● **Brief**:
Retype the material that follows, keeping every word as it is.

● **Stored rows**:
▶

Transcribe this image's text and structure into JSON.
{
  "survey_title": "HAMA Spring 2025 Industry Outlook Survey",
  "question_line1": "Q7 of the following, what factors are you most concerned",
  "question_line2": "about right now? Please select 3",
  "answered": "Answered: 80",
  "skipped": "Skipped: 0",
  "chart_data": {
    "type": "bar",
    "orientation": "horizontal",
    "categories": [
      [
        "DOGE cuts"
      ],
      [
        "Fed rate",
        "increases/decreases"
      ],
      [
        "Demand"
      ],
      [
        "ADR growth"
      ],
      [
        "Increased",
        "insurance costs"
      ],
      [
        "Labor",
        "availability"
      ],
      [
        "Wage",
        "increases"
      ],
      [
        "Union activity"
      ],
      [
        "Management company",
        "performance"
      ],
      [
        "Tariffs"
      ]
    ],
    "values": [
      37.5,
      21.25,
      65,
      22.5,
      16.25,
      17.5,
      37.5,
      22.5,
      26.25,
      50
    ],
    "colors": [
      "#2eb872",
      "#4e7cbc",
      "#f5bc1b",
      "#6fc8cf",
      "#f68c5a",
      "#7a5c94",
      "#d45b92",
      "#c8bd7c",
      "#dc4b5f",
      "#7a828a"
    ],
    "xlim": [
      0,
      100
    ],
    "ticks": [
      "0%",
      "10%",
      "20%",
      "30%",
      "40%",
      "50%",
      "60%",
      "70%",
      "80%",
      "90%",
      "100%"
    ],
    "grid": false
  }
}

◀

● **Task solution**:
Transcribe this image's text and structure into JSON.
{
  "survey_title": "HAMA Spring 2025 Industry Outlook Survey",
  "question_line1": "Q7 of the following, what factors are you most concerned",
  "question_line2": "about right now? Please select 3",
  "answered": "Answered: 80",
  "skipped": "Skipped: 0",
  "chart_data": {
    "type": "bar",
    "orientation": "horizontal",
    "categories": [
      [
        "DOGE cuts"
      ],
      [
        "Fed rate",
        "increases/decreases"
      ],
      [
        "Demand"
      ],
      [
        "ADR growth"
      ],
      [
        "Increased",
        "insurance costs"
      ],
      [
        "Labor",
        "availability"
      ],
      [
        "Wage",
        "increases"
      ],
      [
        "Union activity"
      ],
      [
        "Management company",
        "performance"
      ],
      [
        "Tariffs"
      ]
    ],
    "values": [
      37.5,
      21.25,
      65,
      22.5,
      16.25,
      17.5,
      37.5,
      22.5,
      26.25,
      50
    ],
    "colors": [
      "#2eb872",
      "#4e7cbc",
      "#f5bc1b",
      "#6fc8cf",
      "#f68c5a",
      "#7a5c94",
      "#d45b92",
      "#c8bd7c",
      "#dc4b5f",
      "#7a828a"
    ],
    "xlim": [
      0,
      100
    ],
    "ticks": [
      "0%",
      "10%",
      "20%",
      "30%",
      "40%",
      "50%",
      "60%",
      "70%",
      "80%",
      "90%",
      "100%"
    ],
    "grid": false
  }
}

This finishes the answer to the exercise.